■ Exercise aim ■
Your task is to copy all of the entries exactly as they are given.

Information supplied START

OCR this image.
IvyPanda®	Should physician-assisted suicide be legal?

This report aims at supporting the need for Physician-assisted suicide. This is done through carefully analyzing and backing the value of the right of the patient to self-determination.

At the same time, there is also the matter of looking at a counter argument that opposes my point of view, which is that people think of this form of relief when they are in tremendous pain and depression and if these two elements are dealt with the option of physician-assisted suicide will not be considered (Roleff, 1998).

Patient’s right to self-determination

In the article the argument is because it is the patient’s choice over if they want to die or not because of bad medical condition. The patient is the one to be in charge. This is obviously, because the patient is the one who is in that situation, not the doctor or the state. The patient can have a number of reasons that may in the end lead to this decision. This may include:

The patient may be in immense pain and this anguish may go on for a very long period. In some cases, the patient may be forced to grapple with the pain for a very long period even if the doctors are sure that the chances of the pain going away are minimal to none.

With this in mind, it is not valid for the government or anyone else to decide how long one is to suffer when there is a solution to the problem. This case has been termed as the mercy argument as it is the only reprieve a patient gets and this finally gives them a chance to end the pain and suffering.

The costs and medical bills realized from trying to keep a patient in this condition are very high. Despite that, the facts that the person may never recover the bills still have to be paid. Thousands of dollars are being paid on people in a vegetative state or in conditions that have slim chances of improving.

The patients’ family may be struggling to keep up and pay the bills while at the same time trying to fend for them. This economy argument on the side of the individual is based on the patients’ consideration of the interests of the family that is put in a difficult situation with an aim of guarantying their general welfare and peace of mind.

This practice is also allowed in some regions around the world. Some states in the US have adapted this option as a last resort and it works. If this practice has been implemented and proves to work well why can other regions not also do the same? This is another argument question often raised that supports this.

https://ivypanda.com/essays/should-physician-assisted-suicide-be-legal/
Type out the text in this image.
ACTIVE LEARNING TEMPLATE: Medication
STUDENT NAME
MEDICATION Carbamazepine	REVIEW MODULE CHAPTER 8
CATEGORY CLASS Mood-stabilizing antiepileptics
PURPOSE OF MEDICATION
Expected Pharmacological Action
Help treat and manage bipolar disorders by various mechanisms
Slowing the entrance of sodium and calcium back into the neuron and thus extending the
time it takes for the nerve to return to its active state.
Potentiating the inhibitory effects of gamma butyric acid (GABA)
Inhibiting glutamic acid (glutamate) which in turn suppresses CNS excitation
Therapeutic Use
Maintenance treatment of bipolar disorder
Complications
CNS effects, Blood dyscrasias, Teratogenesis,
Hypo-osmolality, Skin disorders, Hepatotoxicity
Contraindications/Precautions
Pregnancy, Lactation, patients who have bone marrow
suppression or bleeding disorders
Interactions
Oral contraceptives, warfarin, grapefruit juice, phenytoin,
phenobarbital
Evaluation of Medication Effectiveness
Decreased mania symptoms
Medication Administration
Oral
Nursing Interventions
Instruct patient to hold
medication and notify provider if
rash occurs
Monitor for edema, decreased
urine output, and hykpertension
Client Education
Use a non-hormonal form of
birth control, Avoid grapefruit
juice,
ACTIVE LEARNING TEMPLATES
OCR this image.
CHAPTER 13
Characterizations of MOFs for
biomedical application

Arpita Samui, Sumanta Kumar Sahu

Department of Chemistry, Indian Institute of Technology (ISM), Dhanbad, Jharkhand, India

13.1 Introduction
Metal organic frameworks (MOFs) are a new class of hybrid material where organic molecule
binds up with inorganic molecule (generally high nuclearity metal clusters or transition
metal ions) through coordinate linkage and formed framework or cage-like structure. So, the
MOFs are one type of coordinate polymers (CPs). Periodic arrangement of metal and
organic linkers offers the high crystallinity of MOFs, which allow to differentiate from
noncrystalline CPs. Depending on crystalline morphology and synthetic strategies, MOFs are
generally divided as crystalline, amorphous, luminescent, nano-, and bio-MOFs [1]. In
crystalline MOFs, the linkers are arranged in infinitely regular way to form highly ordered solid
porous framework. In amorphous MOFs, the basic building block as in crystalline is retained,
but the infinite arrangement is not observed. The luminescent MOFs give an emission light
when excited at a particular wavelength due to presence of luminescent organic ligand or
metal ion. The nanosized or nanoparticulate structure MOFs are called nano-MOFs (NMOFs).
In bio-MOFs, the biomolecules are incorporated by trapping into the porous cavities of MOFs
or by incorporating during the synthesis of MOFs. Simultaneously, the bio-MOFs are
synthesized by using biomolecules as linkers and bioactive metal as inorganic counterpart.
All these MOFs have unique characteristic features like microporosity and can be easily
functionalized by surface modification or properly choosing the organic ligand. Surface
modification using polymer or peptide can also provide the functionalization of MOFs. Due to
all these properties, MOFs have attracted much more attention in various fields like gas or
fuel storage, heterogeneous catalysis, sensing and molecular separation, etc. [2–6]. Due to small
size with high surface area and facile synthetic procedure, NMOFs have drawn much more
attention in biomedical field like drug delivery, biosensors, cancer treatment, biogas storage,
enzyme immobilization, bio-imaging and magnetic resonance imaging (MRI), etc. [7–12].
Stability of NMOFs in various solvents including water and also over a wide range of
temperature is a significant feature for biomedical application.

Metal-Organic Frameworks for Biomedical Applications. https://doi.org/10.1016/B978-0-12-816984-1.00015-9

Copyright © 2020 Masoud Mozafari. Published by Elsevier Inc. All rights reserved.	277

Information supplied END

■ Solution to this exercise ■
OCR this image.
IvyPanda®	Should physician-assisted suicide be legal?

This report aims at supporting the need for Physician-assisted suicide. This is done through carefully analyzing and backing the value of the right of the patient to self-determination.

At the same time, there is also the matter of looking at a counter argument that opposes my point of view, which is that people think of this form of relief when they are in tremendous pain and depression and if these two elements are dealt with the option of physician-assisted suicide will not be considered (Roleff, 1998).

Patient’s right to self-determination

In the article the argument is because it is the patient’s choice over if they want to die or not because of bad medical condition. The patient is the one to be in charge. This is obviously, because the patient is the one who is in that situation, not the doctor or the state. The patient can have a number of reasons that may in the end lead to this decision. This may include:

The patient may be in immense pain and this anguish may go on for a very long period. In some cases, the patient may be forced to grapple with the pain for a very long period even if the doctors are sure that the chances of the pain going away are minimal to none.

With this in mind, it is not valid for the government or anyone else to decide how long one is to suffer when there is a solution to the problem. This case has been termed as the mercy argument as it is the only reprieve a patient gets and this finally gives them a chance to end the pain and suffering.

The costs and medical bills realized from trying to keep a patient in this condition are very high. Despite that, the facts that the person may never recover the bills still have to be paid. Thousands of dollars are being paid on people in a vegetative state or in conditions that have slim chances of improving.

The patients’ family may be struggling to keep up and pay the bills while at the same time trying to fend for them. This economy argument on the side of the individual is based on the patients’ consideration of the interests of the family that is put in a difficult situation with an aim of guarantying their general welfare and peace of mind.

This practice is also allowed in some regions around the world. Some states in the US have adapted this option as a last resort and it works. If this practice has been implemented and proves to work well why can other regions not also do the same? This is another argument question often raised that supports this.

https://ivypanda.com/essays/should-physician-assisted-suicide-be-legal/
Type out the text in this image.
ACTIVE LEARNING TEMPLATE: Medication
STUDENT NAME
MEDICATION Carbamazepine	REVIEW MODULE CHAPTER 8
CATEGORY CLASS Mood-stabilizing antiepileptics
PURPOSE OF MEDICATION
Expected Pharmacological Action
Help treat and manage bipolar disorders by various mechanisms
Slowing the entrance of sodium and calcium back into the neuron and thus extending the
time it takes for the nerve to return to its active state.
Potentiating the inhibitory effects of gamma butyric acid (GABA)
Inhibiting glutamic acid (glutamate) which in turn suppresses CNS excitation
Therapeutic Use
Maintenance treatment of bipolar disorder
Complications
CNS effects, Blood dyscrasias, Teratogenesis,
Hypo-osmolality, Skin disorders, Hepatotoxicity
Contraindications/Precautions
Pregnancy, Lactation, patients who have bone marrow
suppression or bleeding disorders
Interactions
Oral contraceptives, warfarin, grapefruit juice, phenytoin,
phenobarbital
Evaluation of Medication Effectiveness
Decreased mania symptoms
Medication Administration
Oral
Nursing Interventions
Instruct patient to hold
medication and notify provider if
rash occurs
Monitor for edema, decreased
urine output, and hykpertension
Client Education
Use a non-hormonal form of
birth control, Avoid grapefruit
juice,
ACTIVE LEARNING TEMPLATES
OCR this image.
CHAPTER 13
Characterizations of MOFs for
biomedical application

Arpita Samui, Sumanta Kumar Sahu

Department of Chemistry, Indian Institute of Technology (ISM), Dhanbad, Jharkhand, India

13.1 Introduction
Metal organic frameworks (MOFs) are a new class of hybrid material where organic molecule
binds up with inorganic molecule (generally high nuclearity metal clusters or transition
metal ions) through coordinate linkage and formed framework or cage-like structure. So, the
MOFs are one type of coordinate polymers (CPs). Periodic arrangement of metal and
organic linkers offers the high crystallinity of MOFs, which allow to differentiate from
noncrystalline CPs. Depending on crystalline morphology and synthetic strategies, MOFs are
generally divided as crystalline, amorphous, luminescent, nano-, and bio-MOFs [1]. In
crystalline MOFs, the linkers are arranged in infinitely regular way to form highly ordered solid
porous framework. In amorphous MOFs, the basic building block as in crystalline is retained,
but the infinite arrangement is not observed. The luminescent MOFs give an emission light
when excited at a particular wavelength due to presence of luminescent organic ligand or
metal ion. The nanosized or nanoparticulate structure MOFs are called nano-MOFs (NMOFs).
In bio-MOFs, the biomolecules are incorporated by trapping into the porous cavities of MOFs
or by incorporating during the synthesis of MOFs. Simultaneously, the bio-MOFs are
synthesized by using biomolecules as linkers and bioactive metal as inorganic counterpart.
All these MOFs have unique characteristic features like microporosity and can be easily
functionalized by surface modification or properly choosing the organic ligand. Surface
modification using polymer or peptide can also provide the functionalization of MOFs. Due to
all these properties, MOFs have attracted much more attention in various fields like gas or
fuel storage, heterogeneous catalysis, sensing and molecular separation, etc. [2–6]. Due to small
size with high surface area and facile synthetic procedure, NMOFs have drawn much more
attention in biomedical field like drug delivery, biosensors, cancer treatment, biogas storage,
enzyme immobilization, bio-imaging and magnetic resonance imaging (MRI), etc. [7–12].
Stability of NMOFs in various solvents including water and also over a wide range of
temperature is a significant feature for biomedical application.

Metal-Organic Frameworks for Biomedical Applications. https://doi.org/10.1016/B978-0-12-816984-1.00015-9

Copyright © 2020 Masoud Mozafari. Published by Elsevier Inc. All rights reserved.	277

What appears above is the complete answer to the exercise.